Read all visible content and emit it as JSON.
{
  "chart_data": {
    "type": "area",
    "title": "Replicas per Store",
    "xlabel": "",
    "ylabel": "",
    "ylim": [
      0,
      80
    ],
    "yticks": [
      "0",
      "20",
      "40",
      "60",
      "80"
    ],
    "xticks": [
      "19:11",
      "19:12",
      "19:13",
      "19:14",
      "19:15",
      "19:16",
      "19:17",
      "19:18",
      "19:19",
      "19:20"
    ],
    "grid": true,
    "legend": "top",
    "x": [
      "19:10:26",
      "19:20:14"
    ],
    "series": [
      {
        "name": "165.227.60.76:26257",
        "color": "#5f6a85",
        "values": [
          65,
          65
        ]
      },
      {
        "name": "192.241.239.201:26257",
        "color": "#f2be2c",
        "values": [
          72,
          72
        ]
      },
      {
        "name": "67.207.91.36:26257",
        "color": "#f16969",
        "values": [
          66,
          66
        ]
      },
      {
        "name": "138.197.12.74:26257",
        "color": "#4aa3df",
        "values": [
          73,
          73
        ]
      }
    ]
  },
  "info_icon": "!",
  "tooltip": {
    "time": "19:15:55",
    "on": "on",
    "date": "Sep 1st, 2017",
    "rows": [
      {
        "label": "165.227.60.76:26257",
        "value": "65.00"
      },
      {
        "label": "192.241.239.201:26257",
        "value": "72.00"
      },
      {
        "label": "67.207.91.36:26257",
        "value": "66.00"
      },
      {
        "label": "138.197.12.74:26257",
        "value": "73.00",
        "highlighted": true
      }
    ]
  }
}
----------
▸ **What needs to be done**: Show the lines of the records that contain the word "color".

▸ **Right answer**:
        "color": "#5f6a85",
        "color": "#f2be2c",
        "color": "#f16969",
        "color": "#4aa3df",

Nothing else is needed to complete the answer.